WHAT THE EXERCISE ASKS
Omit all images. Write out the rest of the material exactly.

==== DATA IN THIS EXERCISE ====

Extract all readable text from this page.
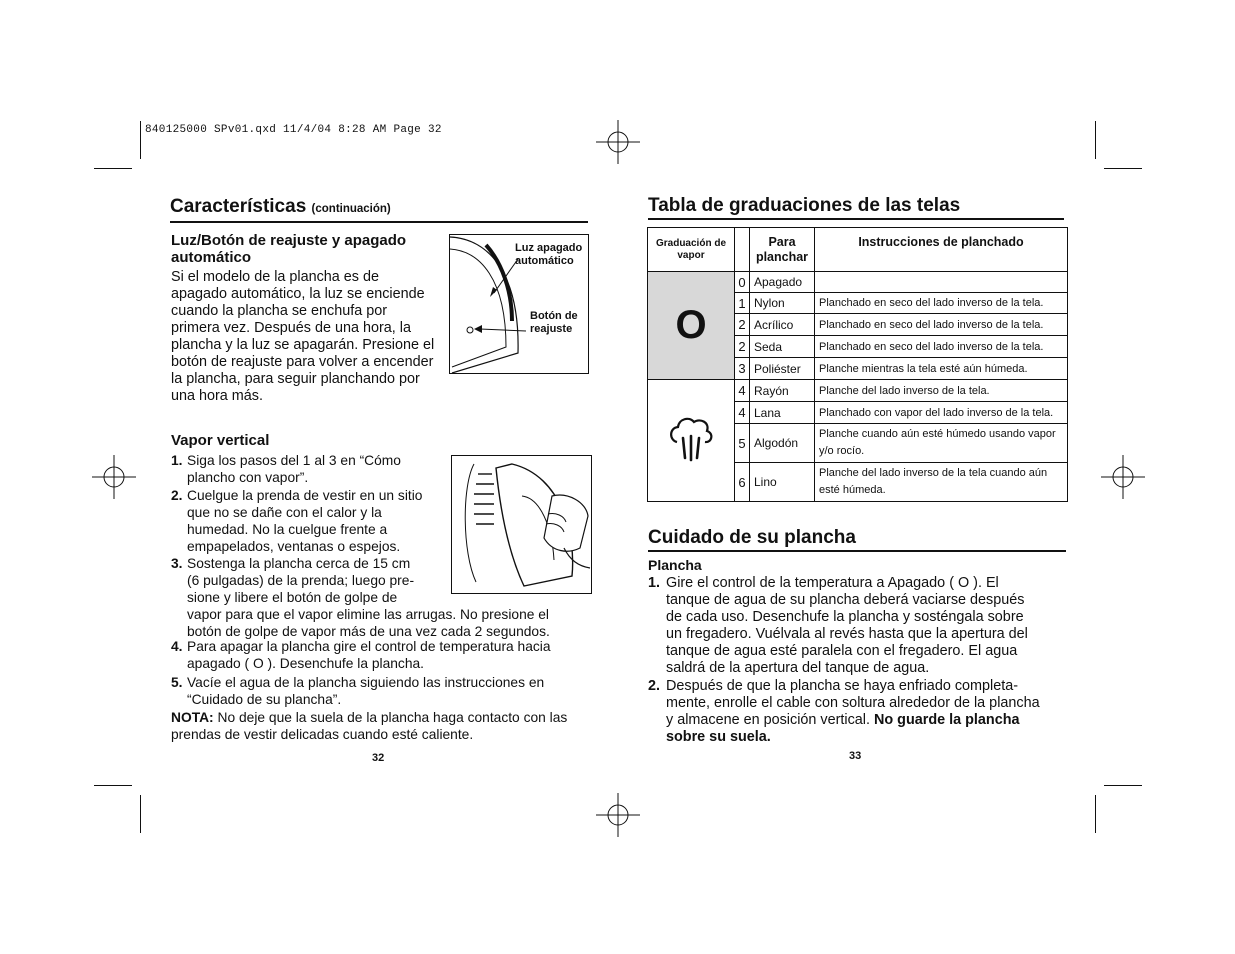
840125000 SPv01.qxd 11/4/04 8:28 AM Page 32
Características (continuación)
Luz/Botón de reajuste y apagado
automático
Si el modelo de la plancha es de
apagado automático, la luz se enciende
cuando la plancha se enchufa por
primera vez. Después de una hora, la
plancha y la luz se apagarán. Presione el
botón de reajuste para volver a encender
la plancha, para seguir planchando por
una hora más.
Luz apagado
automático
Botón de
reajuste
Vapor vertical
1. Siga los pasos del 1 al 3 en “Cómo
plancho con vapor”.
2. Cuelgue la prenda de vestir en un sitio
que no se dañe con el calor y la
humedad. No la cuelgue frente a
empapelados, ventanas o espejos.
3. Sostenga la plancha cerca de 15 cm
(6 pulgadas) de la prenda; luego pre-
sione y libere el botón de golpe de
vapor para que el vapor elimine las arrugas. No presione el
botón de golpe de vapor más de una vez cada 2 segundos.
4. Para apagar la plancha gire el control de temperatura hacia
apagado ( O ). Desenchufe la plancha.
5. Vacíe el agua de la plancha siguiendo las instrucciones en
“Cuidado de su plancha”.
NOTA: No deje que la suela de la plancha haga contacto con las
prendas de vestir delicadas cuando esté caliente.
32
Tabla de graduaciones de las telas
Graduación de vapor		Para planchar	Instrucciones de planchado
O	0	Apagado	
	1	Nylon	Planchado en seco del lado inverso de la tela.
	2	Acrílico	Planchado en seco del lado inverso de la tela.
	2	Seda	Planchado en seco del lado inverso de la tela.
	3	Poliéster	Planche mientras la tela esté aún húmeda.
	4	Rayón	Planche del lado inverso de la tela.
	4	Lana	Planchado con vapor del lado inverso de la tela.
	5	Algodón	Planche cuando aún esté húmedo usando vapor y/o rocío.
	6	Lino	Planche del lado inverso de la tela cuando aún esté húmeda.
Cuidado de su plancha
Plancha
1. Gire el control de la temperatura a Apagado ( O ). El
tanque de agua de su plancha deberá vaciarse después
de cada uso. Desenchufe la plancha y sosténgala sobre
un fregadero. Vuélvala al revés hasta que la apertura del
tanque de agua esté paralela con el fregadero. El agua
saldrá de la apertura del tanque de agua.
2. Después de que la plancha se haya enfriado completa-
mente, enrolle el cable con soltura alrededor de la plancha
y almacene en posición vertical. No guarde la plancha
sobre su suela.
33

====

RESULT FOR THIS TASK
Extract all readable text from this page.
840125000 SPv01.qxd 11/4/04 8:28 AM Page 32
Características (continuación)
Luz/Botón de reajuste y apagado
automático
Si el modelo de la plancha es de
apagado automático, la luz se enciende
cuando la plancha se enchufa por
primera vez. Después de una hora, la
plancha y la luz se apagarán. Presione el
botón de reajuste para volver a encender
la plancha, para seguir planchando por
una hora más.
Luz apagado
automático
Botón de
reajuste
Vapor vertical
1. Siga los pasos del 1 al 3 en “Cómo
plancho con vapor”.
2. Cuelgue la prenda de vestir en un sitio
que no se dañe con el calor y la
humedad. No la cuelgue frente a
empapelados, ventanas o espejos.
3. Sostenga la plancha cerca de 15 cm
(6 pulgadas) de la prenda; luego pre-
sione y libere el botón de golpe de
vapor para que el vapor elimine las arrugas. No presione el
botón de golpe de vapor más de una vez cada 2 segundos.
4. Para apagar la plancha gire el control de temperatura hacia
apagado ( O ). Desenchufe la plancha.
5. Vacíe el agua de la plancha siguiendo las instrucciones en
“Cuidado de su plancha”.
NOTA: No deje que la suela de la plancha haga contacto con las
prendas de vestir delicadas cuando esté caliente.
32
Tabla de graduaciones de las telas
Graduación de vapor		Para planchar	Instrucciones de planchado
O	0	Apagado	
	1	Nylon	Planchado en seco del lado inverso de la tela.
	2	Acrílico	Planchado en seco del lado inverso de la tela.
	2	Seda	Planchado en seco del lado inverso de la tela.
	3	Poliéster	Planche mientras la tela esté aún húmeda.
	4	Rayón	Planche del lado inverso de la tela.
	4	Lana	Planchado con vapor del lado inverso de la tela.
	5	Algodón	Planche cuando aún esté húmedo usando vapor y/o rocío.
	6	Lino	Planche del lado inverso de la tela cuando aún esté húmeda.
Cuidado de su plancha
Plancha
1. Gire el control de la temperatura a Apagado ( O ). El
tanque de agua de su plancha deberá vaciarse después
de cada uso. Desenchufe la plancha y sosténgala sobre
un fregadero. Vuélvala al revés hasta que la apertura del
tanque de agua esté paralela con el fregadero. El agua
saldrá de la apertura del tanque de agua.
2. Después de que la plancha se haya enfriado completa-
mente, enrolle el cable con soltura alrededor de la plancha
y almacene en posición vertical. No guarde la plancha
sobre su suela.
33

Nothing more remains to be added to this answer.